**The request:** Copy each line holding the string "name".

**Dataset:**
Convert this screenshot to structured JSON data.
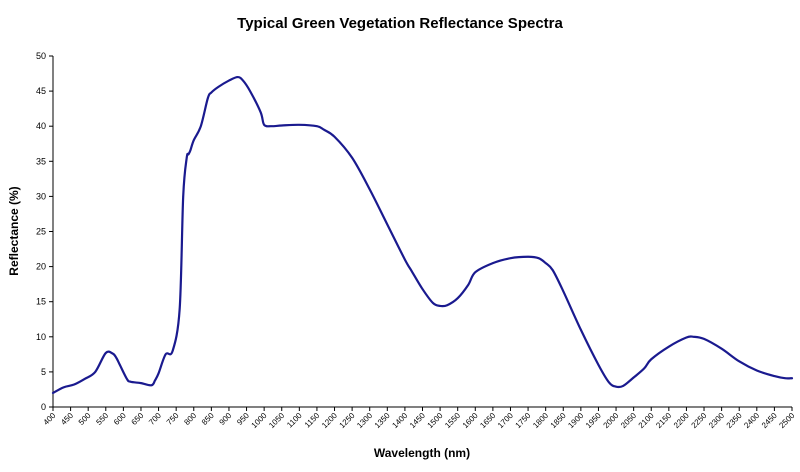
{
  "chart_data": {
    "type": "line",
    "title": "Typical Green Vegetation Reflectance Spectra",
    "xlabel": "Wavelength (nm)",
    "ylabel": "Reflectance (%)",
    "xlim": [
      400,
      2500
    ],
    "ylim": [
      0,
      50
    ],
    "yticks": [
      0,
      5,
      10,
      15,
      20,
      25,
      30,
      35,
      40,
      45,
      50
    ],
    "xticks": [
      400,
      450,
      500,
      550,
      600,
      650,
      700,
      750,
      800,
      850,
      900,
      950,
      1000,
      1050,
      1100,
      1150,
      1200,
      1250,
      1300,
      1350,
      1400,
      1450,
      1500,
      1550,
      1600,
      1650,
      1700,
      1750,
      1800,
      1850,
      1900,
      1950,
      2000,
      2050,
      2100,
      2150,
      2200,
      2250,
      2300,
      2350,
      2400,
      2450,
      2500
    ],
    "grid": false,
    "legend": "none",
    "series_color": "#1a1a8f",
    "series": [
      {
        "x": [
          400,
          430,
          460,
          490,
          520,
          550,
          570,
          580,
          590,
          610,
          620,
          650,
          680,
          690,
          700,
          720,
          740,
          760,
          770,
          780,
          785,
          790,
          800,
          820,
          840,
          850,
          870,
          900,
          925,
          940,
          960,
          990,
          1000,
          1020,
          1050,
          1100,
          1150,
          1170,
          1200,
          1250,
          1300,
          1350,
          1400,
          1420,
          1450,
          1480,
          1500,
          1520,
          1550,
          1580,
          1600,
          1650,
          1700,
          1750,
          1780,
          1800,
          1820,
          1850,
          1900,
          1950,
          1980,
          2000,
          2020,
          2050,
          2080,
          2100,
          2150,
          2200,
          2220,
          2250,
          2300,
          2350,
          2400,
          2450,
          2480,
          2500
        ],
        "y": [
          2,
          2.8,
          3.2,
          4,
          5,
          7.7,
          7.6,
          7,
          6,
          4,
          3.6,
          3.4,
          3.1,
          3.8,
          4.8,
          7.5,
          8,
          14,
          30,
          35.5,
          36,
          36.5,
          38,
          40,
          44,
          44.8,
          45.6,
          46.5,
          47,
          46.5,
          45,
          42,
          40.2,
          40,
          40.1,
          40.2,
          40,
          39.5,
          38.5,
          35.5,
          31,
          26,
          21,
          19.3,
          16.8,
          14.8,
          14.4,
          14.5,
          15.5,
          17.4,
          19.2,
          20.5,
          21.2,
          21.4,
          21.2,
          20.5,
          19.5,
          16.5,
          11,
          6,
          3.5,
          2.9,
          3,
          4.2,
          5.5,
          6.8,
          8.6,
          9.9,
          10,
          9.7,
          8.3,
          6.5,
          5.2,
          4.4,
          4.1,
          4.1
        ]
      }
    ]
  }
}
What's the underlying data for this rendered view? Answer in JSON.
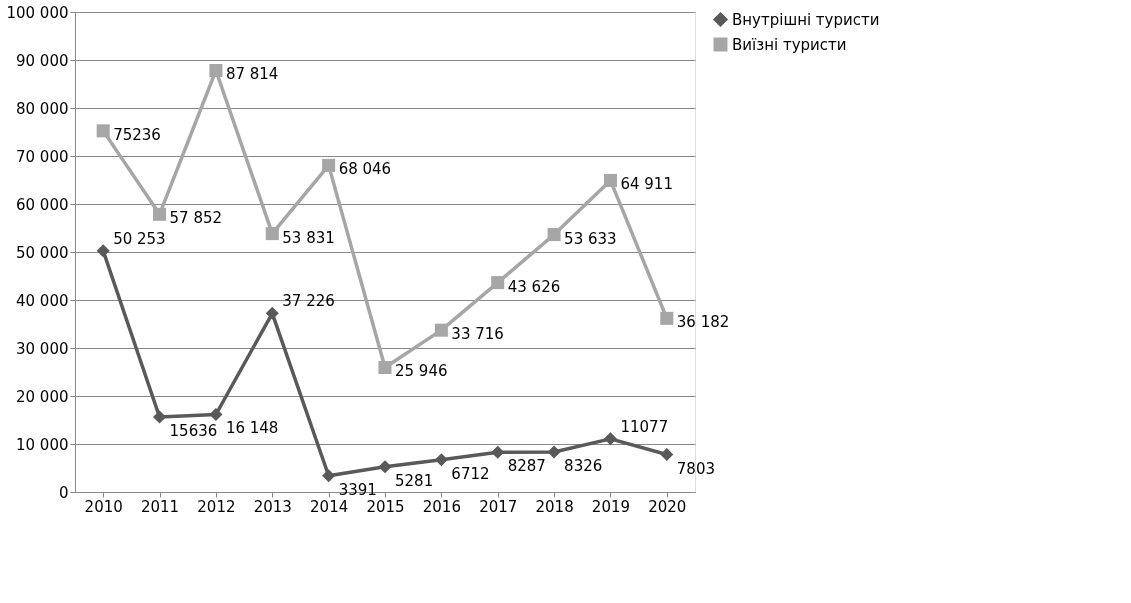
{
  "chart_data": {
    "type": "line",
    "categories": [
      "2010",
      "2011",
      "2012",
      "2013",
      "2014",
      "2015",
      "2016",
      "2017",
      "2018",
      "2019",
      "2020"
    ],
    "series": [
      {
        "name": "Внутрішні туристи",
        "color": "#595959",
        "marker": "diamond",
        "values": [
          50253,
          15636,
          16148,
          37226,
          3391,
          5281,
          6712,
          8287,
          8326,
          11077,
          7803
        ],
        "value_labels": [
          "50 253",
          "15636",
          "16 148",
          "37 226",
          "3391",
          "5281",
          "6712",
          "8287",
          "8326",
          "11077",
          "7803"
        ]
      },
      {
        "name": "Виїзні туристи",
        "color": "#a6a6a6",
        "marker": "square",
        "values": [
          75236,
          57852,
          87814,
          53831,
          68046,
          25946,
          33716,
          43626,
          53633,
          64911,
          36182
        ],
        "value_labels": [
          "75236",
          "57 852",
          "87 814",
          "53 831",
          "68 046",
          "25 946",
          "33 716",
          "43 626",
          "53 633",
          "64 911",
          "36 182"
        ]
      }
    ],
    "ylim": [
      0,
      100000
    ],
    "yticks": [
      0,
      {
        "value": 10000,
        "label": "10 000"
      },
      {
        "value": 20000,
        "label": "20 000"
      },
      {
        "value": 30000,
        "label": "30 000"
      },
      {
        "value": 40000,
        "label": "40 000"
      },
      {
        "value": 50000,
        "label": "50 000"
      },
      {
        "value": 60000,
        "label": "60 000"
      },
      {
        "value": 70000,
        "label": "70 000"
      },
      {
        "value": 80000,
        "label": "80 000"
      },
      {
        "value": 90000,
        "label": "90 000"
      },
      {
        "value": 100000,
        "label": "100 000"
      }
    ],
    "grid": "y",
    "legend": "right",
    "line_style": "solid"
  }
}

**Right answer:**
        "name": "Внутрішні туристи",
        "name": "Виїзні туристи",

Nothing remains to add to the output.